Supplied records start

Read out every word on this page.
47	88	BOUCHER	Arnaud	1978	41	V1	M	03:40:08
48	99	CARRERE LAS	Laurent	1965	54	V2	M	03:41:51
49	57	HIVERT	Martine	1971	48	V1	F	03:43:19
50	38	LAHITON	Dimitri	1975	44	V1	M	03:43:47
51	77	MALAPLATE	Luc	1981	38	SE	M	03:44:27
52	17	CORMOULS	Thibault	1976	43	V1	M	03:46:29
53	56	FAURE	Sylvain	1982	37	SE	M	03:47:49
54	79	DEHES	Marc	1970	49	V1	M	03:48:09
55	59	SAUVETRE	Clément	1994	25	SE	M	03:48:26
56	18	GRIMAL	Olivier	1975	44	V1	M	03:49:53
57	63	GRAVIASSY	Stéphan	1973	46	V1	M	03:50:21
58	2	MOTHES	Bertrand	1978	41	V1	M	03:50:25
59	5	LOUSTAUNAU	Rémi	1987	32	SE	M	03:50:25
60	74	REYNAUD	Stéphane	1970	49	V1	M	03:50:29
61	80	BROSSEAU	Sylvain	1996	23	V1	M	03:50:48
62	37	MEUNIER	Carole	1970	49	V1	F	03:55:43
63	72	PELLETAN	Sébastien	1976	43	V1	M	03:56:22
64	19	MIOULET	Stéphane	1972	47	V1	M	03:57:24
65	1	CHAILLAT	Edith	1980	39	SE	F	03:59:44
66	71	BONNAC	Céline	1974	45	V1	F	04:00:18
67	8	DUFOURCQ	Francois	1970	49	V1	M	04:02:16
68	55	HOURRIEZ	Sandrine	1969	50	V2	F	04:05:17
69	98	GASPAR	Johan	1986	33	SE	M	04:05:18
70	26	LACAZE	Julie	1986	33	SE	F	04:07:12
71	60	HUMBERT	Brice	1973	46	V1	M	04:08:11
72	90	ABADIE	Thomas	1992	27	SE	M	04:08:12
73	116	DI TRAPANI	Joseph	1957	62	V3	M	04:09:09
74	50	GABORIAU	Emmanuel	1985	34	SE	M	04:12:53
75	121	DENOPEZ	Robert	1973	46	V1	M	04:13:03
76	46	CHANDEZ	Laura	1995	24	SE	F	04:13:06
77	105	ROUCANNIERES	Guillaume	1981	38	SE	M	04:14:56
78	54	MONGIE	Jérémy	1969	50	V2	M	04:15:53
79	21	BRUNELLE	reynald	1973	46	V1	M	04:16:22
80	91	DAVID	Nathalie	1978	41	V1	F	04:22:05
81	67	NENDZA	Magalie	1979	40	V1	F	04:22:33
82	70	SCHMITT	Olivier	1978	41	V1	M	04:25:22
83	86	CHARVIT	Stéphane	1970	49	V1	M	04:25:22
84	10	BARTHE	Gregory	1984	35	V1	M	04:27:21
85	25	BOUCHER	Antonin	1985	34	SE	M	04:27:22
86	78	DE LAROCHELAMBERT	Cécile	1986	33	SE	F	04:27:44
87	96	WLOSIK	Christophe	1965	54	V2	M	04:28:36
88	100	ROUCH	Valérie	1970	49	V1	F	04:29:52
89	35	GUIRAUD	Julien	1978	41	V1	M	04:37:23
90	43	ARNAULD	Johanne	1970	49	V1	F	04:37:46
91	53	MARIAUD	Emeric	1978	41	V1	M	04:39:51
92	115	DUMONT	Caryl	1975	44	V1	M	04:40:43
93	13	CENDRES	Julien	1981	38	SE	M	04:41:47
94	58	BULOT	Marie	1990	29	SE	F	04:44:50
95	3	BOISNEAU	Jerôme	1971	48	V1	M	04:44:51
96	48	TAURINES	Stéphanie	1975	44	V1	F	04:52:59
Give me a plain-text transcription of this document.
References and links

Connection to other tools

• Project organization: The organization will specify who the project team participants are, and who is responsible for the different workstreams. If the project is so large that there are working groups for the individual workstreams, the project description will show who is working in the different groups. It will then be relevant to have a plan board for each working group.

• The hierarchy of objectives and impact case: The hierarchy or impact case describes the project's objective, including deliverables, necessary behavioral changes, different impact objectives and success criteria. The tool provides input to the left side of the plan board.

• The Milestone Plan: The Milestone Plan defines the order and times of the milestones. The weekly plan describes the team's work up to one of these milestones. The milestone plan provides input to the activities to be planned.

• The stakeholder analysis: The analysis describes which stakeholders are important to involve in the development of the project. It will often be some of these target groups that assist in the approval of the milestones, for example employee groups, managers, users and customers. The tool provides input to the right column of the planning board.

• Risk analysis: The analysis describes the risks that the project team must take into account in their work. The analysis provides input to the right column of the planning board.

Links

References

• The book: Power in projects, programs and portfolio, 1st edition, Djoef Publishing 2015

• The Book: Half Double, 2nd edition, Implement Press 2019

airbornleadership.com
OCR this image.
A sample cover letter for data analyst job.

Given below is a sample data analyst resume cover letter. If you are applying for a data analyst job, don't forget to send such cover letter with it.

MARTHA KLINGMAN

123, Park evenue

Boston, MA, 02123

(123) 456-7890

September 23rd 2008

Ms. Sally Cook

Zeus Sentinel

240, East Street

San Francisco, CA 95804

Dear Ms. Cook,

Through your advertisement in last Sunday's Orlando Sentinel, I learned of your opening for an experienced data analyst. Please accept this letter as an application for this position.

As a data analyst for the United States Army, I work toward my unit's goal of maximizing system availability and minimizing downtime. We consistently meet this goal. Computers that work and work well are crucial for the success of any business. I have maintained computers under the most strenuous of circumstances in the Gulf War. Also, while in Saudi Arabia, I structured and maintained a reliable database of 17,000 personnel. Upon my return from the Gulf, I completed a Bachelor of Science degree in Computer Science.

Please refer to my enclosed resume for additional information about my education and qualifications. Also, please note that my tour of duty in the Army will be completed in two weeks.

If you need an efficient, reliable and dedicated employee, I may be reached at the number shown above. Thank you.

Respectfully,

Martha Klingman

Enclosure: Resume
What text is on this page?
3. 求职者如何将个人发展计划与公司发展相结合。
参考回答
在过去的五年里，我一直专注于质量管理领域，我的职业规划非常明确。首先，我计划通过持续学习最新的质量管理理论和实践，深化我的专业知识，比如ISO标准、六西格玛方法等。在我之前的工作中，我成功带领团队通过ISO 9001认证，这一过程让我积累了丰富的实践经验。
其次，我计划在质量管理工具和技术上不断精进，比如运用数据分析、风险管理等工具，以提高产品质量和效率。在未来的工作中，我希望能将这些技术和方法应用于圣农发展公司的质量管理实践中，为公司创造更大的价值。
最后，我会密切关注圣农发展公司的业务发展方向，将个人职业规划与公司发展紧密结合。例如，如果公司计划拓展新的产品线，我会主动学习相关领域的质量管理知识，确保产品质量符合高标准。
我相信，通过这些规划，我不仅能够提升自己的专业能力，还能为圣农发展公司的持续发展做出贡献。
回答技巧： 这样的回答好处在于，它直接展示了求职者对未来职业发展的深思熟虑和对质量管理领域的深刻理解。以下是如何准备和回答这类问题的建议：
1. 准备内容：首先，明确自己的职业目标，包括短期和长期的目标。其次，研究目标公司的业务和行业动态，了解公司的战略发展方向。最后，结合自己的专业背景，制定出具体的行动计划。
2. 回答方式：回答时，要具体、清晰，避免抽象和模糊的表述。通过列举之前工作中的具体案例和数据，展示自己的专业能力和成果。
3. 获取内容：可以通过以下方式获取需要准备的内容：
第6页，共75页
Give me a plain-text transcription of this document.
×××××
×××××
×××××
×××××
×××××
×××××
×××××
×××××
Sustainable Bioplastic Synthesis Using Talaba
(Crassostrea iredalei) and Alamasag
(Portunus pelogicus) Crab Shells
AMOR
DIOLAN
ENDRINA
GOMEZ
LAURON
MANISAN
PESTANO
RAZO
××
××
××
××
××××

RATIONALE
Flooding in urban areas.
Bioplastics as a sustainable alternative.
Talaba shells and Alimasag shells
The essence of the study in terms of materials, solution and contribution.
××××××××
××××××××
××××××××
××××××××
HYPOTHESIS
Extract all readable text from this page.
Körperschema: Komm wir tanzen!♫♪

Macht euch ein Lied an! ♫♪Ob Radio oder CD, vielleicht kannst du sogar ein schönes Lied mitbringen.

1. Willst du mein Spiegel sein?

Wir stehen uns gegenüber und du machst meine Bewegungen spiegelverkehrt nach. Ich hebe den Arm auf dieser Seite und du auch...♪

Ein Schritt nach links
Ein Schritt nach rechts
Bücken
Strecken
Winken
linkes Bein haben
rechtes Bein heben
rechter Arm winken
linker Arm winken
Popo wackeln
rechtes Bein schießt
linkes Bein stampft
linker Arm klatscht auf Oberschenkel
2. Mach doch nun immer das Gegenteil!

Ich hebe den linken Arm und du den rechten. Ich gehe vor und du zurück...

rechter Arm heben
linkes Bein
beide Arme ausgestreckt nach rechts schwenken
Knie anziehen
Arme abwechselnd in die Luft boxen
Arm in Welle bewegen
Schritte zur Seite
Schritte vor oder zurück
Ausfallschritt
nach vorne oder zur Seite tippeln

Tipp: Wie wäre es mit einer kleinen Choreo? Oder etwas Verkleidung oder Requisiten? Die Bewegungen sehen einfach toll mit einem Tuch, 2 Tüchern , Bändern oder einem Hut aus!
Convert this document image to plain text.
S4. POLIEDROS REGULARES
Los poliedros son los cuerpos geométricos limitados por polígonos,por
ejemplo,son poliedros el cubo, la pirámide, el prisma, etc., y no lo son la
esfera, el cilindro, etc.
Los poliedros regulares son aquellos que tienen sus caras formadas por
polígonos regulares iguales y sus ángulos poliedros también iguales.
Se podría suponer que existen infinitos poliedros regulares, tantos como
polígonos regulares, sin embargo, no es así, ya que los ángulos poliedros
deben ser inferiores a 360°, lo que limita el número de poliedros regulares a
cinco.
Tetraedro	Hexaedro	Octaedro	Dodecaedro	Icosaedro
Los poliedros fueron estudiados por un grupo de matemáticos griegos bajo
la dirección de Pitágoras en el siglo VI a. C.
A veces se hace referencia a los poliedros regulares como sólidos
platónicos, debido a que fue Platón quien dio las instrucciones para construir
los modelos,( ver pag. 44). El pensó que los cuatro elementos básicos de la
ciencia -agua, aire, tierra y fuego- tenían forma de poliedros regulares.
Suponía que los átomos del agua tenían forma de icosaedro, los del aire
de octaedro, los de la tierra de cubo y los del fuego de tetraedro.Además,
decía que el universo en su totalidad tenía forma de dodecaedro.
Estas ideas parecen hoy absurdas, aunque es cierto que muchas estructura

Supplied records end

Objective >> Show each line of the listing that holds the string "cubo".

Response for this exercise >>
ejemplo,son poliedros el cubo, la pirámide, el prisma, etc., y no lo son la
de octaedro, los de la tierra de cubo y los del fuego de tetraedro.Además,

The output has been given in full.